*EXERCISE INPUT*:
_ _ _ _

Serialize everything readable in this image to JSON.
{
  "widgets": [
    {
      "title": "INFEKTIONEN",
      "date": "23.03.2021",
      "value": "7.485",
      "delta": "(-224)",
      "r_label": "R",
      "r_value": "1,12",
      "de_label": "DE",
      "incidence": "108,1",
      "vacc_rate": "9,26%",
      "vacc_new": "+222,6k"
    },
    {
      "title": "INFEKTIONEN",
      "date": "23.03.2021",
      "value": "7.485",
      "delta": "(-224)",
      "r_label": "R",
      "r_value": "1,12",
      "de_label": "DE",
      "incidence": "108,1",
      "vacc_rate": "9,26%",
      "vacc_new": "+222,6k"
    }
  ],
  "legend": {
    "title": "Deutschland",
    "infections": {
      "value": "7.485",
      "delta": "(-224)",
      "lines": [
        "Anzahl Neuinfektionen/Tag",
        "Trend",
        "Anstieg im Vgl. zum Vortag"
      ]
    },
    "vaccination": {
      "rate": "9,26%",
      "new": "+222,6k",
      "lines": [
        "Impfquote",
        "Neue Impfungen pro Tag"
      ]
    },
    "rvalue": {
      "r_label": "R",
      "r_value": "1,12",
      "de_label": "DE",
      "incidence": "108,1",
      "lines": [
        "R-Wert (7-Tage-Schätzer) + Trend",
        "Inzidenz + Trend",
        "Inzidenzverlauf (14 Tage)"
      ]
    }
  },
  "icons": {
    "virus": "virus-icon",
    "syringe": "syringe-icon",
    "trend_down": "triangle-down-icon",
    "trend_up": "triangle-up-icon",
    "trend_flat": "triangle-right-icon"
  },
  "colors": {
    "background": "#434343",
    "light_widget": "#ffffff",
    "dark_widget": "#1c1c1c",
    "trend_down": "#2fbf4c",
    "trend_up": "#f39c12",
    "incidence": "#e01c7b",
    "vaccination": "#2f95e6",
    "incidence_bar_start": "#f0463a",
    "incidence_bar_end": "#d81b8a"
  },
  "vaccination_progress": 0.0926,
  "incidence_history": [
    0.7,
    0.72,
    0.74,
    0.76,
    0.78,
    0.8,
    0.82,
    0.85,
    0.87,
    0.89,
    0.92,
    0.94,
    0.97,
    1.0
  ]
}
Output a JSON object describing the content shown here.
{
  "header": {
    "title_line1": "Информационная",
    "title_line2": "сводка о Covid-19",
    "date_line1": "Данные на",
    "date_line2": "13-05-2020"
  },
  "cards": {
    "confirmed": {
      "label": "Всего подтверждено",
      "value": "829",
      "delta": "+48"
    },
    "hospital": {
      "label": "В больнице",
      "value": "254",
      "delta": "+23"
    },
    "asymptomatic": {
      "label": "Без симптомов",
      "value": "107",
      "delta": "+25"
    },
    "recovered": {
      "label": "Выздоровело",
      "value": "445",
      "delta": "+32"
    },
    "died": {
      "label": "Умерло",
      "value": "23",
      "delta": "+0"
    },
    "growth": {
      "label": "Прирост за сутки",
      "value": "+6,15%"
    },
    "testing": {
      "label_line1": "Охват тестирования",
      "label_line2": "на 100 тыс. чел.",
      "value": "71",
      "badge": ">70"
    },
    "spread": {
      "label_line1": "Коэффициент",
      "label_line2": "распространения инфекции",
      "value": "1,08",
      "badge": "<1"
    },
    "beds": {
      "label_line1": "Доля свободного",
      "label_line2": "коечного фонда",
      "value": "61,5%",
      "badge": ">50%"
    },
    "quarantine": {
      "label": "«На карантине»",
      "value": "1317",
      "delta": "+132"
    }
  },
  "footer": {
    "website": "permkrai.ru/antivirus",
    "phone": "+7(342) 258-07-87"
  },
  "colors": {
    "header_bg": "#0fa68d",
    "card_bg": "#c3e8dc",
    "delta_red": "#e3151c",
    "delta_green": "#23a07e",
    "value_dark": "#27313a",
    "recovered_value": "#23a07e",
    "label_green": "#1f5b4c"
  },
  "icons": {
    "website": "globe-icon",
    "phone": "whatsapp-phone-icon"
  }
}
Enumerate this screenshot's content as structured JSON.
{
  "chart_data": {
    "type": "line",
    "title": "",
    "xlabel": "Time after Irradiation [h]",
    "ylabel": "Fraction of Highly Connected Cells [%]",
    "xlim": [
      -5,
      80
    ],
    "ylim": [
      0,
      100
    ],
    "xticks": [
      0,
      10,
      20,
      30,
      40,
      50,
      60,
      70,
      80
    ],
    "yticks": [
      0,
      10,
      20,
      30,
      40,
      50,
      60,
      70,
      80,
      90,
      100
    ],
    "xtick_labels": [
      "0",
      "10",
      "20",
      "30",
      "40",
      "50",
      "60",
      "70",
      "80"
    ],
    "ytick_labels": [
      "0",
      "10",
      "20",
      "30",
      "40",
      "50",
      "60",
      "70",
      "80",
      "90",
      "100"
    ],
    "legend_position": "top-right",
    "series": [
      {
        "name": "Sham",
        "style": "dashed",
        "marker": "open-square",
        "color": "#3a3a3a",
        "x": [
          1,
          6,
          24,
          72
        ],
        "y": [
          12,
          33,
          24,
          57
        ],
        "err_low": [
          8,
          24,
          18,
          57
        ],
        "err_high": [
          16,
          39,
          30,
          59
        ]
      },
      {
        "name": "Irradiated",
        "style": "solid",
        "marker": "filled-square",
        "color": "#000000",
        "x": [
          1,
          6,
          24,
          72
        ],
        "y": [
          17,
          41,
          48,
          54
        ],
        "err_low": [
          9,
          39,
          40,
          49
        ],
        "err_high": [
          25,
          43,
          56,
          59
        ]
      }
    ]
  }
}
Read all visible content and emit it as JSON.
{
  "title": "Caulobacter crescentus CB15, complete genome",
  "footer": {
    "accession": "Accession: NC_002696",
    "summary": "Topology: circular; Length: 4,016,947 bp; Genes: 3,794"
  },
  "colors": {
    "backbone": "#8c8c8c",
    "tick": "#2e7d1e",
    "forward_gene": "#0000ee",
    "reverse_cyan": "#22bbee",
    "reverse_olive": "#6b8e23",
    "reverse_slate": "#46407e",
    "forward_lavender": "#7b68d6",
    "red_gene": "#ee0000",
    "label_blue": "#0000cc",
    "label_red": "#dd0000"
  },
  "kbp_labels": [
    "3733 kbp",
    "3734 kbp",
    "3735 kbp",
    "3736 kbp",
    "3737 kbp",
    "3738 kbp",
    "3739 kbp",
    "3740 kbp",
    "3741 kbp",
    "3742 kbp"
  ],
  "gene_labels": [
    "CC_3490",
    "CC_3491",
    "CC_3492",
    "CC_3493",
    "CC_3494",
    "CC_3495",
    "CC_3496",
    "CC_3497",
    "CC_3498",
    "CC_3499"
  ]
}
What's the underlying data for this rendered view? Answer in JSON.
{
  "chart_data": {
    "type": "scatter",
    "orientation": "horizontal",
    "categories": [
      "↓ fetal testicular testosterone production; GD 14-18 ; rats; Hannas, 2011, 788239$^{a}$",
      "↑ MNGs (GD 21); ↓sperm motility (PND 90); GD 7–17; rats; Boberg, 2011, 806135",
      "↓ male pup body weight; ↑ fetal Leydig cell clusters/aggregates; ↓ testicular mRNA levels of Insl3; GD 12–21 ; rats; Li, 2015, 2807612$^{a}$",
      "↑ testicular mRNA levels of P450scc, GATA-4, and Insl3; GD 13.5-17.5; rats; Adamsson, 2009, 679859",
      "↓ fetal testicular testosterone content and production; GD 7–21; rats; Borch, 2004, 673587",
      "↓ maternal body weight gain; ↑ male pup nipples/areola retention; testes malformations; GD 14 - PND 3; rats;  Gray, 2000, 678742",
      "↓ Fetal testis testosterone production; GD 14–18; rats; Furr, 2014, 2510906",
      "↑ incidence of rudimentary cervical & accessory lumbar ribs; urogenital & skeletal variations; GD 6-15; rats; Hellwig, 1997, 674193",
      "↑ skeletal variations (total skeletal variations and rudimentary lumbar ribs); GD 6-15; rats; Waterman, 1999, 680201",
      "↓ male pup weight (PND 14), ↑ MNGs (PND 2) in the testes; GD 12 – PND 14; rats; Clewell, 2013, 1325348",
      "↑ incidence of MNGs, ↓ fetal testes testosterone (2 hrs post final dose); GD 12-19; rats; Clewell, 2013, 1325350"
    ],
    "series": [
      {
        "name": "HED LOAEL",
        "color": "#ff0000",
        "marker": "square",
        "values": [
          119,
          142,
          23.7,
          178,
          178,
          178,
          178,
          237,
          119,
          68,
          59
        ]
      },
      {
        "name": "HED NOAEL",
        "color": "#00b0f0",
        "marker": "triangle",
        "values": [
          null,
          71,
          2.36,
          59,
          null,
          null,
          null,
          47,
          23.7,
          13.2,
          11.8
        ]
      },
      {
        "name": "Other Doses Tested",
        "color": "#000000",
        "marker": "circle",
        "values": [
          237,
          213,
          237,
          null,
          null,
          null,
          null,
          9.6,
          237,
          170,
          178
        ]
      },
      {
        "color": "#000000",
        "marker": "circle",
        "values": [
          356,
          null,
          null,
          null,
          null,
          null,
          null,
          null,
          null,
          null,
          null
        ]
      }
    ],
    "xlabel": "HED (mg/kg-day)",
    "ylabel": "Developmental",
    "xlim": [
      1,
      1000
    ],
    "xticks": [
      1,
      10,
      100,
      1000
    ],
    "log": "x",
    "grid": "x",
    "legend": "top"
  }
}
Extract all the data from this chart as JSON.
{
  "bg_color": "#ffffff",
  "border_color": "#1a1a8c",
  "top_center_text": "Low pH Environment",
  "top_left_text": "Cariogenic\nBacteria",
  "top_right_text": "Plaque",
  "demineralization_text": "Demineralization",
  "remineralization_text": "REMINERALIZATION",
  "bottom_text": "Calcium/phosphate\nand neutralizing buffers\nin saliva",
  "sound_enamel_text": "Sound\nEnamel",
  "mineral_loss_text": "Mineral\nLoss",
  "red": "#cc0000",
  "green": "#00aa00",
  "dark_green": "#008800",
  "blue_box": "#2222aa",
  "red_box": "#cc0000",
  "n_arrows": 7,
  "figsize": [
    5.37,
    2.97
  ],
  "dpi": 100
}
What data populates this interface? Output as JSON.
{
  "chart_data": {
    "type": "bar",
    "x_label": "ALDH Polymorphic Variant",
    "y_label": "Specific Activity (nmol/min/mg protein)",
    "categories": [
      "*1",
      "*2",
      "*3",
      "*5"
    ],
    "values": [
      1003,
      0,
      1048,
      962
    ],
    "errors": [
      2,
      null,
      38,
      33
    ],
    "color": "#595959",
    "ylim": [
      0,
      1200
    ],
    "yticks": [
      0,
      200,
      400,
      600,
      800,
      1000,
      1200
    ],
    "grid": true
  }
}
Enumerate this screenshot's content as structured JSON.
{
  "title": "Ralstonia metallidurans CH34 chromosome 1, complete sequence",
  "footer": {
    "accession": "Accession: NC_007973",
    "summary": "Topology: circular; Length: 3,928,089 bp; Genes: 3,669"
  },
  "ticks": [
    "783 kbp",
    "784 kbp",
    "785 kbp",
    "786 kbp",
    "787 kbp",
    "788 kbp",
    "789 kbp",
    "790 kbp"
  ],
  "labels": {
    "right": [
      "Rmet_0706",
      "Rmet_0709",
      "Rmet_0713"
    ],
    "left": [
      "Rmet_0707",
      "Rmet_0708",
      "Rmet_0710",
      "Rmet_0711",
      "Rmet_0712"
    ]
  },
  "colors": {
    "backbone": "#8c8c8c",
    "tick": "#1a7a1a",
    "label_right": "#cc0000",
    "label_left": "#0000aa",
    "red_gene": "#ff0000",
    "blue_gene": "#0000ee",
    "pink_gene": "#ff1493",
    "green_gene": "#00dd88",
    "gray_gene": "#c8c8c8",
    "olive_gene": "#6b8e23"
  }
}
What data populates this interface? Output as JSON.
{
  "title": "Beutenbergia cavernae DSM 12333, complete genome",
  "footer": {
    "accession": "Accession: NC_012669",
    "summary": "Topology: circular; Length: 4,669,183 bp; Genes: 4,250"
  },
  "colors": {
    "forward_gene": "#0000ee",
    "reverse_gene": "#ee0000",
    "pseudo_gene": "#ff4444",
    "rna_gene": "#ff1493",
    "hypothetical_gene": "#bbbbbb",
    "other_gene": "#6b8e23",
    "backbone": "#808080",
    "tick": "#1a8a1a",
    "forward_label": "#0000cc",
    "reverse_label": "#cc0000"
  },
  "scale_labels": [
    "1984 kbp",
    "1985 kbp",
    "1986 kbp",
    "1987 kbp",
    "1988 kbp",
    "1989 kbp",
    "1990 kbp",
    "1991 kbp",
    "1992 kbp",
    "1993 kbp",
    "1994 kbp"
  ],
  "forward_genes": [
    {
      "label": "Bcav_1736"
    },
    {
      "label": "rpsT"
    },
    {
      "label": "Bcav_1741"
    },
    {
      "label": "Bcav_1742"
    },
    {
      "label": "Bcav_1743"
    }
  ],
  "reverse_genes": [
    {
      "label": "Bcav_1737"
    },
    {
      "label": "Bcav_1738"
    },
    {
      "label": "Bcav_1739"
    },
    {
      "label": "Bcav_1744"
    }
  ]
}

_ _ _ _

Going through the listing above, count every line in which the word "content" occurs, and state only the count.

5